▶ _Given instruction_:
Below are records; print only the lines from the line containing "Give me a plain-text" to the end, both included, reproduced exactly and without the pictures.

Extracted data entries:
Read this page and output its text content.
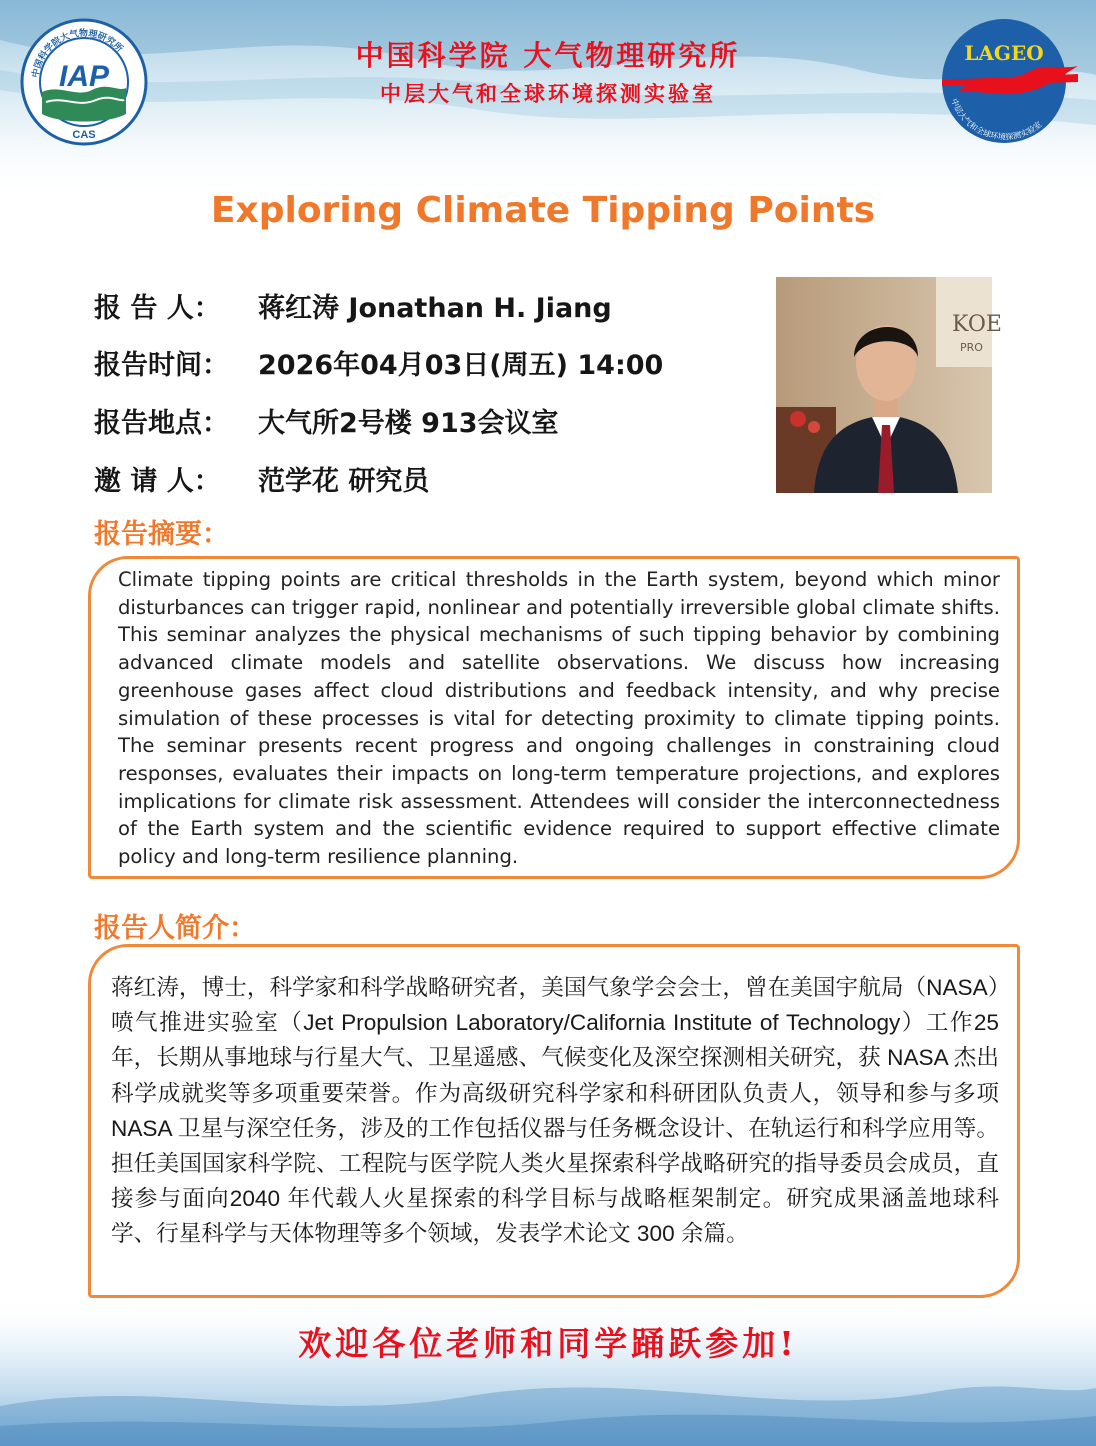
IAP
CAS
中国科学院大气物理研究所	LAGEO
中层大气和全球环境探测实验室
中国科学院 大气物理研究所
中层大气和全球环境探测实验室
Exploring Climate Tipping Points
报 告 人： 蒋红涛 Jonathan H. Jiang
报告时间： 2026年04月03日(周五) 14:00
报告地点： 大气所2号楼 913会议室
邀 请 人： 范学花 研究员
KOE
PRO
报告摘要：
Climate tipping points are critical thresholds in the Earth system, beyond which minor disturbances can trigger rapid, nonlinear and potentially irreversible global climate shifts. This seminar analyzes the physical mechanisms of such tipping behavior by combining advanced climate models and satellite observations. We discuss how increasing greenhouse gases affect cloud distributions and feedback intensity, and why precise simulation of these processes is vital for detecting proximity to climate tipping points. The seminar presents recent progress and ongoing challenges in constraining cloud responses, evaluates their impacts on long-term temperature projections, and explores implications for climate risk assessment. Attendees will consider the interconnectedness of the Earth system and the scientific evidence required to support effective climate policy and long-term resilience planning.
报告人简介：
蒋红涛，博士，科学家和科学战略研究者，美国气象学会会士，曾在美国宇航局（NASA）喷气推进实验室（Jet Propulsion Laboratory/California Institute of Technology）工作25年，长期从事地球与行星大气、卫星遥感、气候变化及深空探测相关研究，获 NASA 杰出科学成就奖等多项重要荣誉。作为高级研究科学家和科研团队负责人，领导和参与多项 NASA 卫星与深空任务，涉及的工作包括仪器与任务概念设计、在轨运行和科学应用等。担任美国国家科学院、工程院与医学院人类火星探索科学战略研究的指导委员会成员，直接参与面向2040 年代载人火星探索的科学目标与战略框架制定。研究成果涵盖地球科学、行星科学与天体物理等多个领域，发表学术论文 300 余篇。
欢迎各位老师和同学踊跃参加!
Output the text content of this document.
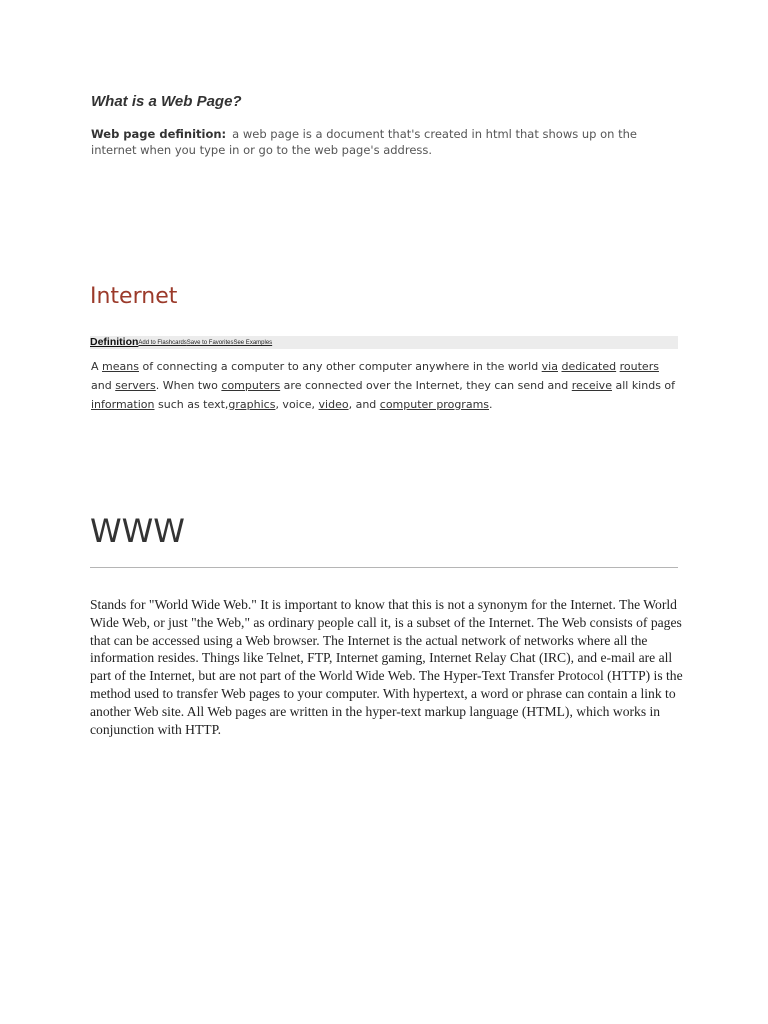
What is a Web Page?
Web page definition: a web page is a document that's created in html that shows up on the internet when you type in or go to the web page's address.
Internet
$^{DefinitionAdd to FlashcardsSave to FavoritesSee Examples}$
A means of connecting a computer to any other computer anywhere in the world via dedicated routers and servers. When two computers are connected over the Internet, they can send and receive all kinds of information such as text,graphics, voice, video, and computer programs.
WWW
Stands for "World Wide Web." It is important to know that this is not a synonym for the Internet. The World Wide Web, or just "the Web," as ordinary people call it, is a subset of the Internet. The Web consists of pages that can be accessed using a Web browser. The Internet is the actual network of networks where all the information resides. Things like Telnet, FTP, Internet gaming, Internet Relay Chat (IRC), and e-mail are all part of the Internet, but are not part of the World Wide Web. The Hyper-Text Transfer Protocol (HTTP) is the method used to transfer Web pages to your computer. With hypertext, a word or phrase can contain a link to another Web site. All Web pages are written in the hyper-text markup language (HTML), which works in conjunction with HTTP.
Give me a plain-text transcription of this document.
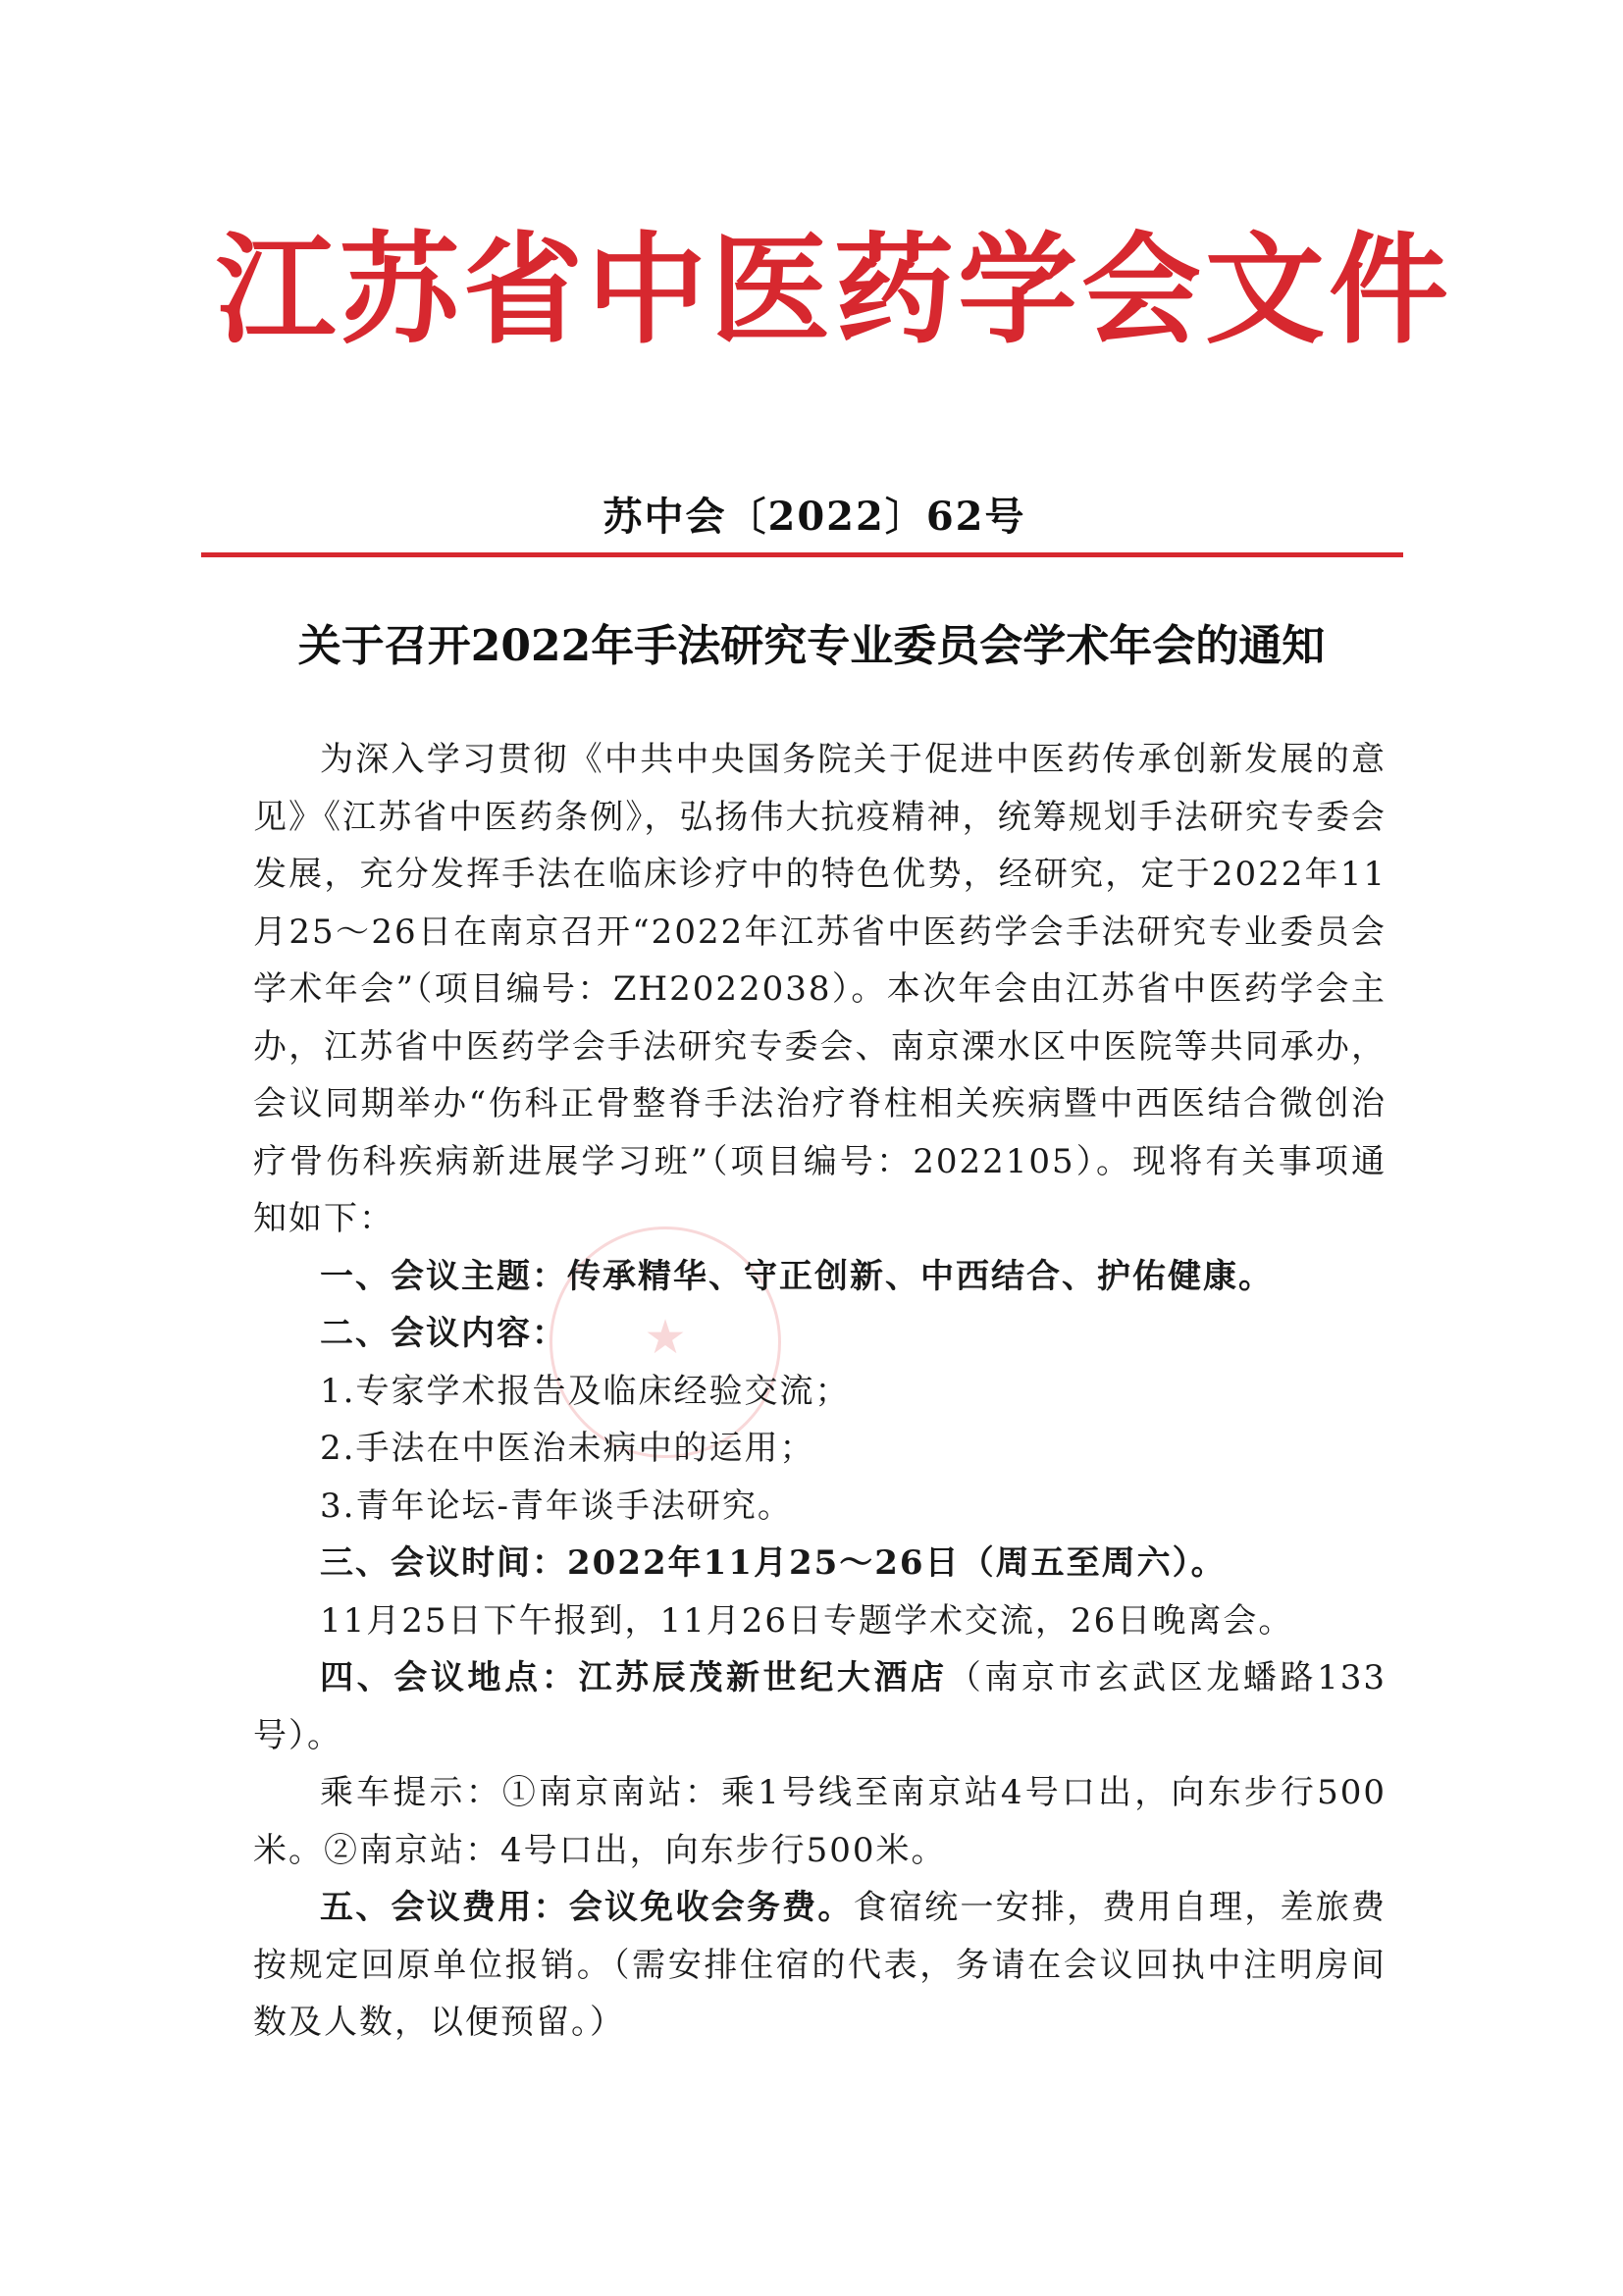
江苏省中医药学会文件
苏中会〔2022〕62号
关于召开2022年手法研究专业委员会学术年会的通知
★

为深入学习贯彻《中共中央国务院关于促进中医药传承创新发展的意见》《江苏省中医药条例》，弘扬伟大抗疫精神，统筹规划手法研究专委会发展，充分发挥手法在临床诊疗中的特色优势，经研究，定于2022年11月25～26日在南京召开“2022年江苏省中医药学会手法研究专业委员会学术年会”（项目编号：ZH2022038）。本次年会由江苏省中医药学会主办，江苏省中医药学会手法研究专委会、南京溧水区中医院等共同承办，会议同期举办“伤科正骨整脊手法治疗脊柱相关疾病暨中西医结合微创治疗骨伤科疾病新进展学习班”（项目编号：2022105）。现将有关事项通知如下：

一、会议主题：传承精华、守正创新、中西结合、护佑健康。

二、会议内容：

1.专家学术报告及临床经验交流；

2.手法在中医治未病中的运用；

3.青年论坛-青年谈手法研究。

三、会议时间：2022年11月25～26日（周五至周六）。

11月25日下午报到，11月26日专题学术交流，26日晚离会。

四、会议地点：江苏辰茂新世纪大酒店（南京市玄武区龙蟠路133号）。

乘车提示：①南京南站：乘1号线至南京站4号口出，向东步行500米。②南京站：4号口出，向东步行500米。

五、会议费用：会议免收会务费。食宿统一安排，费用自理，差旅费按规定回原单位报销。（需安排住宿的代表，务请在会议回执中注明房间数及人数，以便预留。）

▶ _Written solution_:
Give me a plain-text transcription of this document.
江苏省中医药学会文件
苏中会〔2022〕62号
关于召开2022年手法研究专业委员会学术年会的通知
★

为深入学习贯彻《中共中央国务院关于促进中医药传承创新发展的意见》《江苏省中医药条例》，弘扬伟大抗疫精神，统筹规划手法研究专委会发展，充分发挥手法在临床诊疗中的特色优势，经研究，定于2022年11月25～26日在南京召开“2022年江苏省中医药学会手法研究专业委员会学术年会”（项目编号：ZH2022038）。本次年会由江苏省中医药学会主办，江苏省中医药学会手法研究专委会、南京溧水区中医院等共同承办，会议同期举办“伤科正骨整脊手法治疗脊柱相关疾病暨中西医结合微创治疗骨伤科疾病新进展学习班”（项目编号：2022105）。现将有关事项通知如下：

一、会议主题：传承精华、守正创新、中西结合、护佑健康。

二、会议内容：

1.专家学术报告及临床经验交流；

2.手法在中医治未病中的运用；

3.青年论坛-青年谈手法研究。

三、会议时间：2022年11月25～26日（周五至周六）。

11月25日下午报到，11月26日专题学术交流，26日晚离会。

四、会议地点：江苏辰茂新世纪大酒店（南京市玄武区龙蟠路133号）。

乘车提示：①南京南站：乘1号线至南京站4号口出，向东步行500米。②南京站：4号口出，向东步行500米。

五、会议费用：会议免收会务费。食宿统一安排，费用自理，差旅费按规定回原单位报销。（需安排住宿的代表，务请在会议回执中注明房间数及人数，以便预留。）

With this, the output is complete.